WRITTEN EXERCISE: Extract every line that includes the string "hants".

(Extracted data entries)

_ _ _ _ _ _ _

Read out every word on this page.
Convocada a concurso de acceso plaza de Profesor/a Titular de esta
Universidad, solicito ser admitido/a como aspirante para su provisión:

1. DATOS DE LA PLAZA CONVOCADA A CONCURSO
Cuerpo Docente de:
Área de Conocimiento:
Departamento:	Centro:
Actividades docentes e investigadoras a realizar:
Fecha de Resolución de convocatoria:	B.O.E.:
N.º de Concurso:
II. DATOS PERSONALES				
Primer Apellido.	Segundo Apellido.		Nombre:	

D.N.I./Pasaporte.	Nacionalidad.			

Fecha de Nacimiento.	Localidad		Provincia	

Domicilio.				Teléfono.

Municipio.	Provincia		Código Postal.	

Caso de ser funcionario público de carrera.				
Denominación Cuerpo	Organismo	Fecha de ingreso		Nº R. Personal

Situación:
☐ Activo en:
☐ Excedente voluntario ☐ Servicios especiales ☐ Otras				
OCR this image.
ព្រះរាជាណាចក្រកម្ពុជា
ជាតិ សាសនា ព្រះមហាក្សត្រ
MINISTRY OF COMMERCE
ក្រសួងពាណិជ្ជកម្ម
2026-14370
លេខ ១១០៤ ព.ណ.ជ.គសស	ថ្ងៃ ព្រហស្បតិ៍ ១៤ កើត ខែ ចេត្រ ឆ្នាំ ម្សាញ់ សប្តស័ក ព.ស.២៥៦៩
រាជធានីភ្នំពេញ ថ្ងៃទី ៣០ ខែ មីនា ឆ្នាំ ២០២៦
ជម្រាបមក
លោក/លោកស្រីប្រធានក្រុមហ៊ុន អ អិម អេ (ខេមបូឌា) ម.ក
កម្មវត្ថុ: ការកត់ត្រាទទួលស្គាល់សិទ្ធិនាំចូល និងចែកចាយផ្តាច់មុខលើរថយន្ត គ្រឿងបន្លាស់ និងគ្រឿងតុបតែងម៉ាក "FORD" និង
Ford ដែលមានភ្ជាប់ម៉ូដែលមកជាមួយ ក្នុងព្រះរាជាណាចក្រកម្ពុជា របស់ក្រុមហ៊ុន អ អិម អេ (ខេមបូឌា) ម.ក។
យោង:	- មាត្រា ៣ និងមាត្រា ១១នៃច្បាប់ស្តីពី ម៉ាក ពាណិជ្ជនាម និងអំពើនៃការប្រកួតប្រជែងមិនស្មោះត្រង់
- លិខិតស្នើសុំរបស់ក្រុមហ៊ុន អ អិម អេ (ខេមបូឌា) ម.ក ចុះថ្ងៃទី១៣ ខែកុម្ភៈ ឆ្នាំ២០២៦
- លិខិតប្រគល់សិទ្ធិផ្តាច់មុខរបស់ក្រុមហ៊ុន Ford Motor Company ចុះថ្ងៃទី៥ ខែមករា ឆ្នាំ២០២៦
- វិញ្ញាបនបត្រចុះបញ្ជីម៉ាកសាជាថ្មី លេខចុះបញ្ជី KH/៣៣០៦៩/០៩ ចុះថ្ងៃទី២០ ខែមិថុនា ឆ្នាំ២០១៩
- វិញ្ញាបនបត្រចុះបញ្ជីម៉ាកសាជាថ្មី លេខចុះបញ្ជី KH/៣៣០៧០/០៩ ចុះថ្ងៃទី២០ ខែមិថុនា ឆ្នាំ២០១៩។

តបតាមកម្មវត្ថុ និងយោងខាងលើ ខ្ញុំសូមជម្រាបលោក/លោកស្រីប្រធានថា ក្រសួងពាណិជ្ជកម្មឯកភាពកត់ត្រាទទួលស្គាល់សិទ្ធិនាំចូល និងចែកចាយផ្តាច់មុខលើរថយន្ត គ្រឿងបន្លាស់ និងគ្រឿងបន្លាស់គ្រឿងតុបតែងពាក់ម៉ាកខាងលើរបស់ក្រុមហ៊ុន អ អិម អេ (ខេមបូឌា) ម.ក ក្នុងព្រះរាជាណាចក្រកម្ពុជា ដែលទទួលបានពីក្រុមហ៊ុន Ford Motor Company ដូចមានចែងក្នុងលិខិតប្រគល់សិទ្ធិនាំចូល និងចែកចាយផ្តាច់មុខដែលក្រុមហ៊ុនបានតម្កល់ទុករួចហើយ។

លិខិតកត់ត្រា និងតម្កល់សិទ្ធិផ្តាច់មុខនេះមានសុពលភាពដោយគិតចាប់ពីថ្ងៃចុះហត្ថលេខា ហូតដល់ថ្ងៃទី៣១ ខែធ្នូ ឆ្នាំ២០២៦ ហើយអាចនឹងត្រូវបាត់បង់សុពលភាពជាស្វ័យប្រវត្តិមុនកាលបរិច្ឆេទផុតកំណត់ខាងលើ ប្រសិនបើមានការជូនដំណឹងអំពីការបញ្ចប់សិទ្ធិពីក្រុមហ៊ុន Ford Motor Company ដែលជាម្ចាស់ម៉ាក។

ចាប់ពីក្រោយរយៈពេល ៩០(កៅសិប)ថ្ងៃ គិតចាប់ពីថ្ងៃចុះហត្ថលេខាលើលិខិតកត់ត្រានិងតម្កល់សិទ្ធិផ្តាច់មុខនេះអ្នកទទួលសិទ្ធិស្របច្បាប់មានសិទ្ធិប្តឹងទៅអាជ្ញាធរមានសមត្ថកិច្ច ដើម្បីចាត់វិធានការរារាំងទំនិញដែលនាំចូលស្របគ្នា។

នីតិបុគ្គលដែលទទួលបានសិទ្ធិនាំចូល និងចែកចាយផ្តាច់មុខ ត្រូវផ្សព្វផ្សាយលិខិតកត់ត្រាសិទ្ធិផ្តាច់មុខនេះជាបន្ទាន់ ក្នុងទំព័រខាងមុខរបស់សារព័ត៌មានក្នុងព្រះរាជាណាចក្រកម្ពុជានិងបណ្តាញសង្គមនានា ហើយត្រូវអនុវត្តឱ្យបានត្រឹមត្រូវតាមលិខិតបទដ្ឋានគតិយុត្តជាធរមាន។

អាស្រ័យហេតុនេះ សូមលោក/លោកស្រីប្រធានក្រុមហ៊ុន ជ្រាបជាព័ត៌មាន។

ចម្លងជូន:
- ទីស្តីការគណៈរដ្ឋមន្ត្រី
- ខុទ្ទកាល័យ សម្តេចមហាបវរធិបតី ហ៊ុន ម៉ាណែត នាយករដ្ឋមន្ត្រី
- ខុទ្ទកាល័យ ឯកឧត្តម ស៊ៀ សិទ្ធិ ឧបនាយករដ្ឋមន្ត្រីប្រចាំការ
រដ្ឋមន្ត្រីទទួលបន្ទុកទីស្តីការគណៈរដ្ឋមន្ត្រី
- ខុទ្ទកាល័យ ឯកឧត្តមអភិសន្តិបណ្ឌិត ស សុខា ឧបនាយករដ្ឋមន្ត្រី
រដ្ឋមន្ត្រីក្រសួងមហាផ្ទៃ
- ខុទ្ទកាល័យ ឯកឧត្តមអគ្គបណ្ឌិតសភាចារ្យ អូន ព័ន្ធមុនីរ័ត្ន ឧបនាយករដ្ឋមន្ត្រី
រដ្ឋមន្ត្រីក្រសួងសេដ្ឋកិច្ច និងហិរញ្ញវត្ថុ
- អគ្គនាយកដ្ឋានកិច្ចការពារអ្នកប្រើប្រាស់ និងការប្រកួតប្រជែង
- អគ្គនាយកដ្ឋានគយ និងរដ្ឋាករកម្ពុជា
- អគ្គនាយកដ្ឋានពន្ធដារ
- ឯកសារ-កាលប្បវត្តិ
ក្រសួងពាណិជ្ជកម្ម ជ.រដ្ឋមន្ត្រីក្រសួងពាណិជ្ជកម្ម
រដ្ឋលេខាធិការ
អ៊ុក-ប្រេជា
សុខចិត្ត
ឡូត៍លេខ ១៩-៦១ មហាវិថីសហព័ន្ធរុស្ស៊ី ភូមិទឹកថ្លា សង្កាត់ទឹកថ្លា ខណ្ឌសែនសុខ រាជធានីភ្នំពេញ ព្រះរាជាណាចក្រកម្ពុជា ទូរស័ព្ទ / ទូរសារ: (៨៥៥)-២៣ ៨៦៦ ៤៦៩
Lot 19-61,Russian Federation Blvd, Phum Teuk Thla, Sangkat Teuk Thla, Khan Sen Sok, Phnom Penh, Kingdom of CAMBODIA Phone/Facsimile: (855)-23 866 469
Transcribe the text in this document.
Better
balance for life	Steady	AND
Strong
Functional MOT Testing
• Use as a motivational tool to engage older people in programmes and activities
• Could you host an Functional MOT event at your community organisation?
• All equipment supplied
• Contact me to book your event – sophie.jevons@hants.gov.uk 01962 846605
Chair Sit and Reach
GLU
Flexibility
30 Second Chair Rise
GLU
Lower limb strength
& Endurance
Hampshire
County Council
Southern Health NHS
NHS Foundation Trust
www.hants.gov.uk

_ _ _ _ _ _ _

OUTPUT:
• Contact me to book your event – sophie.jevons@hants.gov.uk 01962 846605
www.hants.gov.uk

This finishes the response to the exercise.